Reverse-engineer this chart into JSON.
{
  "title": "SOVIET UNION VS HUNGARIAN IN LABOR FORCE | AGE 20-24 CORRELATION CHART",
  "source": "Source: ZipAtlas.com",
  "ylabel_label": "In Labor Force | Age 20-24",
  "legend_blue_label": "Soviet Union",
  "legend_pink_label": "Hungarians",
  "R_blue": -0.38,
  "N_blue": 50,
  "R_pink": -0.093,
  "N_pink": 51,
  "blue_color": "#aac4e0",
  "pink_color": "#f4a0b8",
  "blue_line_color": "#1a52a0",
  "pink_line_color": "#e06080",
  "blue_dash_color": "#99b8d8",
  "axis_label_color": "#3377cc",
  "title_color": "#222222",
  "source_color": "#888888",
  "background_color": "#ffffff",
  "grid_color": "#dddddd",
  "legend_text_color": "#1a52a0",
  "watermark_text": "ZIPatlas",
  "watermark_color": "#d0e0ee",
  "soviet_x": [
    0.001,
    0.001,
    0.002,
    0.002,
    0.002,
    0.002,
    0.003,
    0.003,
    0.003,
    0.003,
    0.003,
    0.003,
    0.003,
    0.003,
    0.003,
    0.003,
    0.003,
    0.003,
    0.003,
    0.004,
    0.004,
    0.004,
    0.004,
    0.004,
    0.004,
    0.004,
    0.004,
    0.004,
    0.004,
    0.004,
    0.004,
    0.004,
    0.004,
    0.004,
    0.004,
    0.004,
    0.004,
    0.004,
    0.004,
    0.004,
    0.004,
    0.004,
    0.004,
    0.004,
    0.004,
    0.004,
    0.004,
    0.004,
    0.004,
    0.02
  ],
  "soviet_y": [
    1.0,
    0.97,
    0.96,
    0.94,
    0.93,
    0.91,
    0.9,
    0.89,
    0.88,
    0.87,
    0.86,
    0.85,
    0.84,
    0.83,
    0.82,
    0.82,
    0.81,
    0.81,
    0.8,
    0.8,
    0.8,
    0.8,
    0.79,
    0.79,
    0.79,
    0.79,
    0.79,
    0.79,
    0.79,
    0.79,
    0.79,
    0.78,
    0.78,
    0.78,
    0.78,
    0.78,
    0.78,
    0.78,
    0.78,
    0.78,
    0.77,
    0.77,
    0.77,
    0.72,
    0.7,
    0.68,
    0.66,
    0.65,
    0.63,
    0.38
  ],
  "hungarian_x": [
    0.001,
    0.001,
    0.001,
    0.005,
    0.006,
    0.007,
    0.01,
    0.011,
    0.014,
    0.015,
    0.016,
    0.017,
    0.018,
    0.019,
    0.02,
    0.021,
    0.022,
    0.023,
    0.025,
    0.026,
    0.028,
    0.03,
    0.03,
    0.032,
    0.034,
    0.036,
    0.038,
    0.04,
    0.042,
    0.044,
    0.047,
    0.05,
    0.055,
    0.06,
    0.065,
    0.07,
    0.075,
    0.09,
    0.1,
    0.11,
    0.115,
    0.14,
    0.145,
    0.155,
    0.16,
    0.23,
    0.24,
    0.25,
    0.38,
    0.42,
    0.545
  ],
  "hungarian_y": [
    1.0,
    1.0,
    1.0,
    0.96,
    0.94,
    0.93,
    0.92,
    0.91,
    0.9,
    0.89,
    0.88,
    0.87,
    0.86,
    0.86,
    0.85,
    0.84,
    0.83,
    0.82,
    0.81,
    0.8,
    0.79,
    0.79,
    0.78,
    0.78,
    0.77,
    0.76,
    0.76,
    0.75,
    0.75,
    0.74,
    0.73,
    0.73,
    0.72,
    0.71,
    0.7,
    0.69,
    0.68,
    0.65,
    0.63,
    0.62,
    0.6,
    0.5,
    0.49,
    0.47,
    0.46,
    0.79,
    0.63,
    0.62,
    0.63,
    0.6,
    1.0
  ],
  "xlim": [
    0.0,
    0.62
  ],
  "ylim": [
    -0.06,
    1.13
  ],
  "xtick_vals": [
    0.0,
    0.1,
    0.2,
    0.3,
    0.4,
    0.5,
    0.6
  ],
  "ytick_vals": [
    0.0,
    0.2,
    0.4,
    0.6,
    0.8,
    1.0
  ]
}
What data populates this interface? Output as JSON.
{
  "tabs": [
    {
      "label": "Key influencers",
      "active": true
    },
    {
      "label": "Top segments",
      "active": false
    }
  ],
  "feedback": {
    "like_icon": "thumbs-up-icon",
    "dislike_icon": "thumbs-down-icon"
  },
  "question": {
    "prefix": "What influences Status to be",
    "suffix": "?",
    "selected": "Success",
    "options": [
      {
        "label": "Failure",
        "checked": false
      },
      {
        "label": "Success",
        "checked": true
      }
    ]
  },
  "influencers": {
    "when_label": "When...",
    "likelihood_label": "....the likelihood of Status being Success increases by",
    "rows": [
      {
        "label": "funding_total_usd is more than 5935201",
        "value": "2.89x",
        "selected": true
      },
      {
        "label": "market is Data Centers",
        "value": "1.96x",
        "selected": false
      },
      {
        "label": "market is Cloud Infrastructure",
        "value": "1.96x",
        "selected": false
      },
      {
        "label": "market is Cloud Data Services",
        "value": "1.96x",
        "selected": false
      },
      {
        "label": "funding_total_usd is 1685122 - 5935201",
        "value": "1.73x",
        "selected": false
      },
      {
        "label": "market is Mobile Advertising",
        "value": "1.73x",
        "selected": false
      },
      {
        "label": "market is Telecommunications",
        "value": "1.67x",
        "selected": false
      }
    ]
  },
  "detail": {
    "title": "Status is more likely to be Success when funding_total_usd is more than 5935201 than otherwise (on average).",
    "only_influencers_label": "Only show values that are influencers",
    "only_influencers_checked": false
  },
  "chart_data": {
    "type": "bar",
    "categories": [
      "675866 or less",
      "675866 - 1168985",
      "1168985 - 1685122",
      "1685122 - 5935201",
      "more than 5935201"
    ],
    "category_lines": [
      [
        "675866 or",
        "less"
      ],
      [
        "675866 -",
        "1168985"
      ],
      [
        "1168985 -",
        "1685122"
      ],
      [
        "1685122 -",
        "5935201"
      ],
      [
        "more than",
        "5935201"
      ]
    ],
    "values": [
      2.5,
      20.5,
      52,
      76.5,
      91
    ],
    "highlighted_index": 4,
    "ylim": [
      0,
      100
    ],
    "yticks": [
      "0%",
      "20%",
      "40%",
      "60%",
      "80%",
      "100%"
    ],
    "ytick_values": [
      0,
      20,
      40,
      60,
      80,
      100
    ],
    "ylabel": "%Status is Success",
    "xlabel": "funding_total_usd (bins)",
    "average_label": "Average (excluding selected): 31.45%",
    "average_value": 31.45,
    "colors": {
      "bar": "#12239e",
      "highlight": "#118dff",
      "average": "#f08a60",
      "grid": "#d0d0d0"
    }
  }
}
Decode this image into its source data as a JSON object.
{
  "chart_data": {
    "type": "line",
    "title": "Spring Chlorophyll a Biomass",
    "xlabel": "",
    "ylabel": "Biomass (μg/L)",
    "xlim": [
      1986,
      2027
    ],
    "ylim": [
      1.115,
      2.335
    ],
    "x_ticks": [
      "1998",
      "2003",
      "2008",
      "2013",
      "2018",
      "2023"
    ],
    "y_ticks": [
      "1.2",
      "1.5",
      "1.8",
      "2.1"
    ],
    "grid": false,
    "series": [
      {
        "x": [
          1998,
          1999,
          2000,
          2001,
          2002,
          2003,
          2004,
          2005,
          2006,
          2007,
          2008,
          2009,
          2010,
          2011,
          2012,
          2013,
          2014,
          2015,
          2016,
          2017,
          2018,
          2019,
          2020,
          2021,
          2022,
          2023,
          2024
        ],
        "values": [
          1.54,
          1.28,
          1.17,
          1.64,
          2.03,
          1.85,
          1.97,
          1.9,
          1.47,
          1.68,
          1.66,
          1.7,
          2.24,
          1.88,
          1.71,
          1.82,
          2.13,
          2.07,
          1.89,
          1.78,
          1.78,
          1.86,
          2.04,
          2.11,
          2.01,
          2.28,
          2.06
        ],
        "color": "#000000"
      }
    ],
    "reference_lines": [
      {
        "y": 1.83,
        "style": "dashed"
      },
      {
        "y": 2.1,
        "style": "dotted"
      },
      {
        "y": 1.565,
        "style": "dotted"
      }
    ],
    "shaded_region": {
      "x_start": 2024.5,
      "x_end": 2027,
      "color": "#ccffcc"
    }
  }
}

※ ※ ※

■ Written request
Return exactly the lines of the data, and only those, from the line with "Decode this image" through the last line, inclusive.

■ Task result
Decode this image into its source data as a JSON object.
{
  "chart_data": {
    "type": "line",
    "title": "Spring Chlorophyll a Biomass",
    "xlabel": "",
    "ylabel": "Biomass (μg/L)",
    "xlim": [
      1986,
      2027
    ],
    "ylim": [
      1.115,
      2.335
    ],
    "x_ticks": [
      "1998",
      "2003",
      "2008",
      "2013",
      "2018",
      "2023"
    ],
    "y_ticks": [
      "1.2",
      "1.5",
      "1.8",
      "2.1"
    ],
    "grid": false,
    "series": [
      {
        "x": [
          1998,
          1999,
          2000,
          2001,
          2002,
          2003,
          2004,
          2005,
          2006,
          2007,
          2008,
          2009,
          2010,
          2011,
          2012,
          2013,
          2014,
          2015,
          2016,
          2017,
          2018,
          2019,
          2020,
          2021,
          2022,
          2023,
          2024
        ],
        "values": [
          1.54,
          1.28,
          1.17,
          1.64,
          2.03,
          1.85,
          1.97,
          1.9,
          1.47,
          1.68,
          1.66,
          1.7,
          2.24,
          1.88,
          1.71,
          1.82,
          2.13,
          2.07,
          1.89,
          1.78,
          1.78,
          1.86,
          2.04,
          2.11,
          2.01,
          2.28,
          2.06
        ],
        "color": "#000000"
      }
    ],
    "reference_lines": [
      {
        "y": 1.83,
        "style": "dashed"
      },
      {
        "y": 2.1,
        "style": "dotted"
      },
      {
        "y": 1.565,
        "style": "dotted"
      }
    ],
    "shaded_region": {
      "x_start": 2024.5,
      "x_end": 2027,
      "color": "#ccffcc"
    }
  }
}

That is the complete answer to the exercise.